▶ **EXERCISE**
How many lines in the listing below include the word "localization"? Reply with the count alone.
## BEGIN INFORMATION SHOWN
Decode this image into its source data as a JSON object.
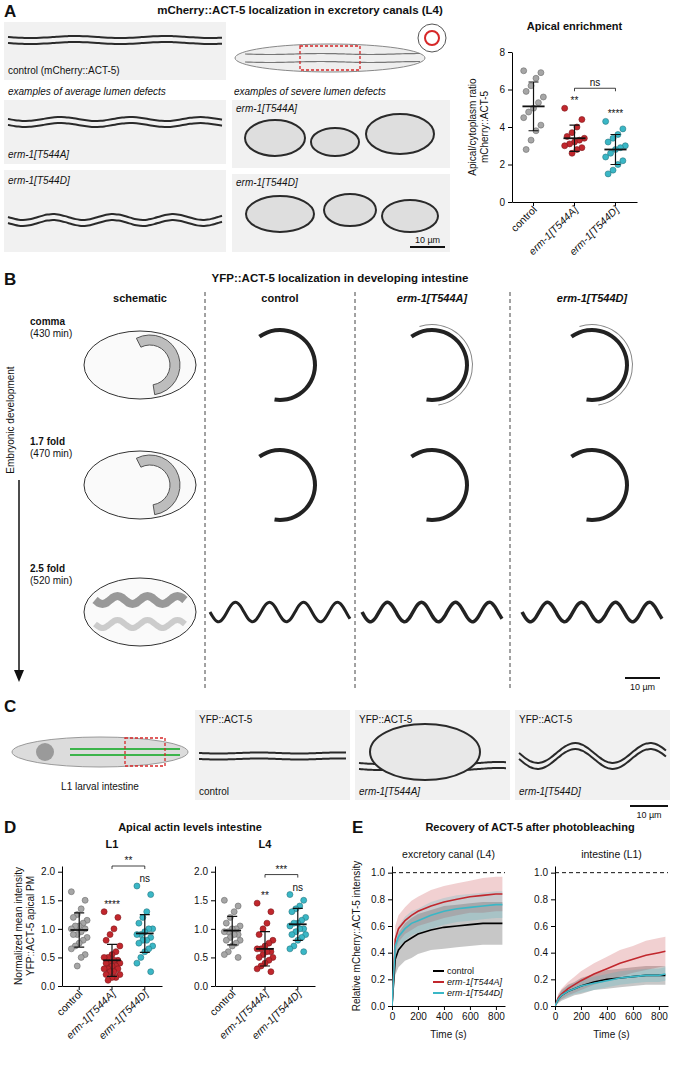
{
  "figure": {
    "panel_labels": [
      "A",
      "B",
      "C",
      "D",
      "E"
    ],
    "a": {
      "title": "mCherry::ACT-5 localization in excretory canals (L4)",
      "control_label": "control (mCherry::ACT-5)",
      "average_caption": "examples of average lumen defects",
      "severe_caption": "examples of severe lumen defects",
      "image_labels": [
        "erm-1[T544A]",
        "erm-1[T544D]",
        "erm-1[T544A]",
        "erm-1[T544D]"
      ],
      "scale_bar": "10 µm"
    },
    "b": {
      "title": "YFP::ACT-5 localization in developing intestine",
      "columns": [
        "schematic",
        "control",
        "erm-1[T544A]",
        "erm-1[T544D]"
      ],
      "stages": [
        "comma",
        "1.7 fold",
        "2.5 fold"
      ],
      "times": [
        "(430 min)",
        "(470 min)",
        "(520 min)"
      ],
      "axis_label": "Embryonic development",
      "scale_bar": "10 µm"
    },
    "c": {
      "schematic_label": "L1 larval intestine",
      "channel": "YFP::ACT-5",
      "image_labels": [
        "control",
        "erm-1[T544A]",
        "erm-1[T544D]"
      ],
      "scale_bar": "10 µm"
    },
    "d": {
      "title": "Apical actin levels intestine"
    },
    "e": {
      "title": "Recovery of ACT-5 after photobleaching"
    }
  },
  "chart_data": [
    {
      "type": "dot",
      "title": "Apical enrichment",
      "categories": [
        "control",
        "erm-1[T544A]",
        "erm-1[T544D]"
      ],
      "colors": [
        "#a6a6a6",
        "#c1272d",
        "#3ab7c6"
      ],
      "values": [
        [
          7.0,
          6.9,
          6.6,
          6.2,
          5.9,
          5.6,
          5.3,
          5.0,
          4.8,
          4.5,
          4.1,
          3.8,
          3.3,
          2.8
        ],
        [
          5.0,
          4.4,
          4.0,
          3.7,
          3.5,
          3.4,
          3.3,
          3.2,
          3.1,
          3.0,
          2.9,
          2.8,
          2.6
        ],
        [
          4.3,
          3.9,
          3.6,
          3.4,
          3.2,
          3.0,
          2.9,
          2.8,
          2.6,
          2.4,
          2.2,
          2.0,
          1.7,
          1.5
        ]
      ],
      "mean": [
        5.1,
        3.4,
        2.8
      ],
      "sd": [
        1.3,
        0.7,
        0.8
      ],
      "ylabel": [
        "Apical/cytoplasm ratio",
        "mCherry::ACT-5"
      ],
      "ylim": [
        0,
        8
      ],
      "yticks": [
        0,
        2,
        4,
        6,
        8
      ],
      "annotations": [
        {
          "label": "**",
          "at": 1
        },
        {
          "label": "****",
          "at": 2
        },
        {
          "label": "ns",
          "from": 1,
          "to": 2
        }
      ]
    },
    {
      "type": "dot",
      "title": "L1",
      "categories": [
        "control",
        "erm-1[T544A]",
        "erm-1[T544D]"
      ],
      "colors": [
        "#a6a6a6",
        "#c1272d",
        "#3ab7c6"
      ],
      "values": [
        [
          1.65,
          1.5,
          1.35,
          1.25,
          1.2,
          1.15,
          1.1,
          1.05,
          1.05,
          1.0,
          1.0,
          0.95,
          0.9,
          0.9,
          0.85,
          0.8,
          0.75,
          0.7,
          0.65,
          0.55,
          0.5,
          0.35
        ],
        [
          1.3,
          1.2,
          1.0,
          0.9,
          0.8,
          0.7,
          0.6,
          0.55,
          0.5,
          0.5,
          0.45,
          0.45,
          0.4,
          0.4,
          0.4,
          0.35,
          0.35,
          0.3,
          0.3,
          0.3,
          0.25,
          0.25,
          0.2,
          0.2,
          0.15,
          0.15,
          0.1
        ],
        [
          1.75,
          1.6,
          1.3,
          1.2,
          1.1,
          1.0,
          1.0,
          0.95,
          0.9,
          0.9,
          0.85,
          0.8,
          0.8,
          0.75,
          0.7,
          0.65,
          0.6,
          0.5,
          0.4,
          0.25
        ]
      ],
      "mean": [
        0.98,
        0.45,
        0.92
      ],
      "sd": [
        0.3,
        0.28,
        0.33
      ],
      "ylabel": [
        "Normalized mean intensity",
        "YFP::ACT-5 apical PM"
      ],
      "ylim": [
        0,
        2.1
      ],
      "yticks": [
        {
          "value": 0,
          "label": "0.0"
        },
        0.5,
        {
          "value": 1,
          "label": "1.0"
        },
        1.5,
        {
          "value": 2,
          "label": "2.0"
        }
      ],
      "annotations": [
        {
          "label": "****",
          "at": 1
        },
        {
          "label": "ns",
          "at": 2
        },
        {
          "label": "**",
          "from": 1,
          "to": 2
        }
      ]
    },
    {
      "type": "dot",
      "title": "L4",
      "categories": [
        "control",
        "erm-1[T544A]",
        "erm-1[T544D]"
      ],
      "colors": [
        "#a6a6a6",
        "#c1272d",
        "#3ab7c6"
      ],
      "values": [
        [
          1.5,
          1.4,
          1.3,
          1.2,
          1.1,
          1.05,
          1.0,
          1.0,
          0.95,
          0.95,
          0.9,
          0.9,
          0.85,
          0.8,
          0.8,
          0.75,
          0.7,
          0.6,
          0.55,
          0.5
        ],
        [
          1.45,
          1.3,
          1.1,
          1.0,
          0.9,
          0.8,
          0.75,
          0.7,
          0.65,
          0.65,
          0.6,
          0.6,
          0.55,
          0.5,
          0.5,
          0.45,
          0.4,
          0.35,
          0.3,
          0.25
        ],
        [
          1.6,
          1.5,
          1.4,
          1.35,
          1.3,
          1.2,
          1.15,
          1.1,
          1.1,
          1.05,
          1.0,
          1.0,
          0.95,
          0.9,
          0.9,
          0.85,
          0.8,
          0.7,
          0.65,
          0.6
        ]
      ],
      "mean": [
        0.97,
        0.65,
        1.08
      ],
      "sd": [
        0.25,
        0.3,
        0.28
      ],
      "ylim": [
        0,
        2.1
      ],
      "yticks": [
        {
          "value": 0,
          "label": "0.0"
        },
        0.5,
        {
          "value": 1,
          "label": "1.0"
        },
        1.5,
        {
          "value": 2,
          "label": "2.0"
        }
      ],
      "annotations": [
        {
          "label": "**",
          "at": 1
        },
        {
          "label": "ns",
          "at": 2
        },
        {
          "label": "***",
          "from": 1,
          "to": 2
        }
      ]
    },
    {
      "type": "line",
      "title": "excretory canal (L4)",
      "x": [
        0,
        25,
        50,
        100,
        150,
        200,
        300,
        400,
        500,
        600,
        700,
        800,
        850
      ],
      "series": [
        {
          "name": "control",
          "color": "#000000",
          "values": [
            0,
            0.35,
            0.42,
            0.48,
            0.51,
            0.54,
            0.57,
            0.59,
            0.6,
            0.61,
            0.62,
            0.62,
            0.62
          ],
          "errors": [
            0,
            0.12,
            0.13,
            0.14,
            0.15,
            0.15,
            0.15,
            0.16,
            0.16,
            0.16,
            0.16,
            0.16,
            0.16
          ]
        },
        {
          "name": "erm-1[T544A]",
          "color": "#c1272d",
          "values": [
            0,
            0.5,
            0.58,
            0.64,
            0.68,
            0.71,
            0.75,
            0.78,
            0.8,
            0.82,
            0.83,
            0.84,
            0.84
          ],
          "errors": [
            0,
            0.1,
            0.1,
            0.1,
            0.11,
            0.11,
            0.12,
            0.12,
            0.12,
            0.12,
            0.13,
            0.13,
            0.13
          ]
        },
        {
          "name": "erm-1[T544D]",
          "color": "#3ab7c6",
          "values": [
            0,
            0.45,
            0.52,
            0.58,
            0.62,
            0.64,
            0.68,
            0.71,
            0.73,
            0.74,
            0.75,
            0.76,
            0.76
          ],
          "errors": [
            0,
            0.08,
            0.08,
            0.09,
            0.09,
            0.09,
            0.1,
            0.1,
            0.1,
            0.1,
            0.1,
            0.1,
            0.1
          ]
        }
      ],
      "xlabel": "Time (s)",
      "ylabel": "Relative mCherry::ACT-5 intensity",
      "xlim": [
        0,
        870
      ],
      "ylim": [
        0,
        1.05
      ],
      "xticks": [
        0,
        200,
        400,
        600,
        800
      ],
      "yticks": [
        {
          "value": 0,
          "label": "0.0"
        },
        0.2,
        0.4,
        0.6,
        0.8,
        {
          "value": 1,
          "label": "1.0"
        }
      ],
      "reference_line": 1,
      "legend": "bottom-right"
    },
    {
      "type": "line",
      "title": "intestine (L1)",
      "x": [
        0,
        25,
        50,
        100,
        150,
        200,
        300,
        400,
        500,
        600,
        700,
        800,
        850
      ],
      "series": [
        {
          "name": "control",
          "color": "#000000",
          "values": [
            0,
            0.05,
            0.08,
            0.11,
            0.13,
            0.15,
            0.18,
            0.2,
            0.21,
            0.22,
            0.23,
            0.23,
            0.23
          ],
          "errors": [
            0,
            0.03,
            0.04,
            0.05,
            0.05,
            0.06,
            0.06,
            0.07,
            0.07,
            0.07,
            0.07,
            0.07,
            0.07
          ]
        },
        {
          "name": "erm-1[T544A]",
          "color": "#c1272d",
          "values": [
            0,
            0.06,
            0.09,
            0.13,
            0.16,
            0.19,
            0.24,
            0.28,
            0.32,
            0.35,
            0.38,
            0.4,
            0.41
          ],
          "errors": [
            0,
            0.03,
            0.04,
            0.05,
            0.06,
            0.07,
            0.08,
            0.09,
            0.1,
            0.1,
            0.11,
            0.11,
            0.11
          ]
        },
        {
          "name": "erm-1[T544D]",
          "color": "#3ab7c6",
          "values": [
            0,
            0.05,
            0.08,
            0.11,
            0.13,
            0.15,
            0.17,
            0.19,
            0.21,
            0.22,
            0.23,
            0.23,
            0.24
          ],
          "errors": [
            0,
            0.02,
            0.03,
            0.04,
            0.04,
            0.05,
            0.05,
            0.05,
            0.05,
            0.05,
            0.05,
            0.05,
            0.05
          ]
        }
      ],
      "xlabel": "Time (s)",
      "xlim": [
        0,
        870
      ],
      "ylim": [
        0,
        1.05
      ],
      "xticks": [
        0,
        200,
        400,
        600,
        800
      ],
      "yticks": [
        {
          "value": 0,
          "label": "0.0"
        },
        0.2,
        0.4,
        0.6,
        0.8,
        {
          "value": 1,
          "label": "1.0"
        }
      ],
      "reference_line": 1
    }
  ]
}
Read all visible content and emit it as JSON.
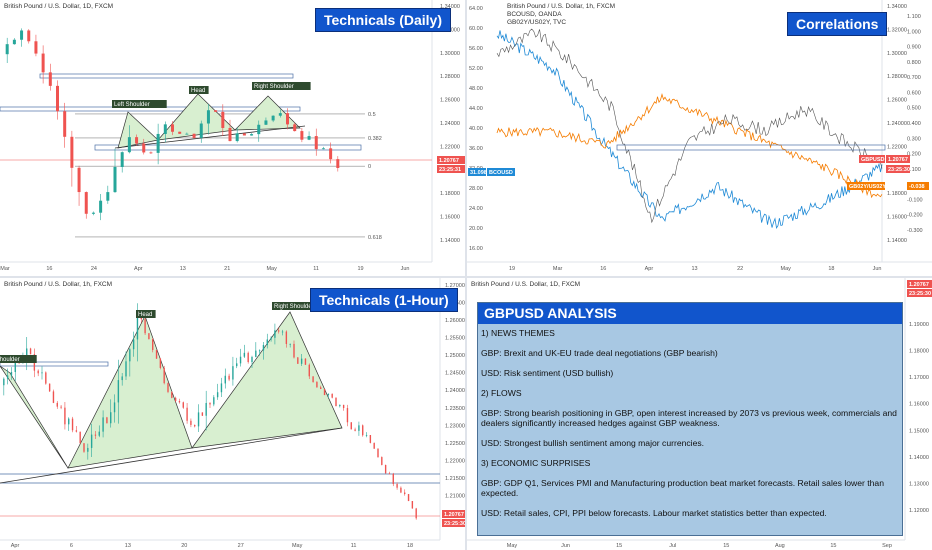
{
  "panels": {
    "daily": {
      "symbol": "British Pound / U.S. Dollar, 1D, FXCM",
      "title": "Technicals (Daily)",
      "y_ticks": [
        "1.34000",
        "1.32000",
        "1.30000",
        "1.28000",
        "1.26000",
        "1.24000",
        "1.22000",
        "1.20000",
        "1.18000",
        "1.16000",
        "1.14000"
      ],
      "x_ticks": [
        "Mar",
        "16",
        "24",
        "Apr",
        "13",
        "21",
        "May",
        "11",
        "19",
        "Jun"
      ],
      "fib_labels": [
        "0.618",
        "0.5",
        "0.382",
        "0"
      ],
      "pattern_labels": [
        "Left Shoulder",
        "Head",
        "Right Shoulder"
      ],
      "price_label": "1.20767",
      "time_label": "23:25:31"
    },
    "correlations": {
      "symbol": "British Pound / U.S. Dollar, 1h, FXCM",
      "symbol2": "BCOUSD, OANDA",
      "symbol3": "GB02Y/US02Y, TVC",
      "title": "Correlations",
      "left_ticks": [
        "64.00",
        "60.00",
        "56.00",
        "52.00",
        "48.00",
        "44.00",
        "40.00",
        "36.00",
        "32.00",
        "28.00",
        "24.00",
        "20.00",
        "16.00"
      ],
      "right_ticks": [
        "1.34000",
        "1.32000",
        "1.30000",
        "1.28000",
        "1.26000",
        "1.24000",
        "1.22000",
        "1.20000",
        "1.18000",
        "1.16000",
        "1.14000"
      ],
      "right_ticks2": [
        "1.100",
        "1.000",
        "0.900",
        "0.800",
        "0.700",
        "0.600",
        "0.500",
        "0.400",
        "0.300",
        "0.200",
        "0.100",
        "0.000",
        "-0.100",
        "-0.200",
        "-0.300"
      ],
      "x_ticks": [
        "19",
        "Mar",
        "16",
        "Apr",
        "13",
        "22",
        "May",
        "18",
        "Jun"
      ],
      "bco_label": "31.098",
      "bco_name": "BCOUSD",
      "gbp_label": "GBPUSD",
      "gbp_value": "1.20767",
      "gbp_time": "23:25:30",
      "spread_label": "GB02Y/US02Y",
      "spread_value": "-0.038"
    },
    "hourly": {
      "symbol": "British Pound / U.S. Dollar, 1h, FXCM",
      "title": "Technicals (1-Hour)",
      "y_ticks": [
        "1.27000",
        "1.26500",
        "1.26000",
        "1.25500",
        "1.25000",
        "1.24500",
        "1.24000",
        "1.23500",
        "1.23000",
        "1.22500",
        "1.22000",
        "1.21500",
        "1.21000",
        "1.20500"
      ],
      "x_ticks": [
        "Apr",
        "6",
        "13",
        "20",
        "27",
        "May",
        "11",
        "18"
      ],
      "pattern_labels": [
        "Left Shoulder",
        "Head",
        "Right Shoulder"
      ],
      "price_label": "1.20767",
      "time_label": "23:25:30"
    },
    "analysis_chart": {
      "symbol": "British Pound / U.S. Dollar, 1D, FXCM",
      "price_label": "1.20767",
      "time_label": "23:25:30",
      "y_ticks": [
        "1.19000",
        "1.18000",
        "1.17000",
        "1.16000",
        "1.15000",
        "1.14000",
        "1.13000",
        "1.12000"
      ],
      "x_ticks": [
        "May",
        "Jun",
        "15",
        "Jul",
        "15",
        "Aug",
        "15",
        "Sep"
      ]
    }
  },
  "analysis": {
    "title": "GBPUSD ANALYSIS",
    "lines": [
      "1) NEWS THEMES",
      "GBP: Brexit and UK-EU trade deal negotiations (GBP bearish)",
      "USD: Risk sentiment (USD bullish)",
      "2) FLOWS",
      "GBP: Strong bearish positioning in GBP, open interest increased by 2073 vs previous week, commercials and dealers significantly increased hedges against GBP weakness.",
      "USD: Strongest bullish sentiment among major currencies.",
      "3) ECONOMIC SURPRISES",
      "GBP: GDP Q1, Services PMI and Manufacturing production beat market forecasts. Retail sales lower than expected.",
      "USD: Retail sales, CPI, PPI below forecasts. Labour market statistics better than expected."
    ]
  },
  "colors": {
    "bull": "#26a69a",
    "bear": "#ef5350",
    "brent": "#1f8ad6",
    "spread": "#f57c00",
    "gbp": "#555555",
    "pattern_fill": "#d8efd0",
    "tag_bg": "#1155cc",
    "analysis_bg": "#a8c8e3"
  },
  "chart_data": [
    {
      "type": "line",
      "title": "Technicals (Daily)",
      "series": [
        {
          "name": "British Pound / U.S. Dollar, 1D, FXCM",
          "x": [
            "Mar",
            "16",
            "24",
            "Apr",
            "13",
            "21",
            "May",
            "11",
            "19"
          ],
          "values": [
            1.32,
            1.26,
            1.16,
            1.23,
            1.23,
            1.255,
            1.245,
            1.225,
            1.208
          ]
        }
      ],
      "fib_levels": {
        "0.618": 1.255,
        "0.5": 1.233,
        "0.382": 1.207,
        "0": 1.142
      },
      "ylim": [
        1.13,
        1.345
      ]
    },
    {
      "type": "line",
      "title": "Correlations",
      "series": [
        {
          "name": "BCOUSD",
          "x": [
            "19",
            "Mar",
            "16",
            "Apr",
            "13",
            "22",
            "May",
            "18"
          ],
          "values": [
            59,
            52,
            35,
            20,
            27,
            19,
            24,
            31.1
          ]
        },
        {
          "name": "GB02Y/US02Y",
          "x": [
            "19",
            "Mar",
            "16",
            "Apr",
            "13",
            "22",
            "May",
            "18"
          ],
          "values": [
            0.38,
            0.38,
            0.3,
            0.6,
            0.45,
            0.3,
            0.15,
            -0.038
          ]
        }
      ],
      "ylim": [
        14,
        64
      ]
    },
    {
      "type": "line",
      "title": "Technicals (1-Hour)",
      "series": [
        {
          "name": "British Pound / U.S. Dollar, 1h, FXCM",
          "x": [
            "Apr",
            "6",
            "13",
            "20",
            "27",
            "May",
            "11",
            "18"
          ],
          "values": [
            1.245,
            1.225,
            1.262,
            1.232,
            1.255,
            1.259,
            1.232,
            1.207
          ]
        }
      ],
      "ylim": [
        1.203,
        1.27
      ]
    }
  ]
}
## END INFORMATION SHOWN
▶ **EXPECTED ANSWER**
2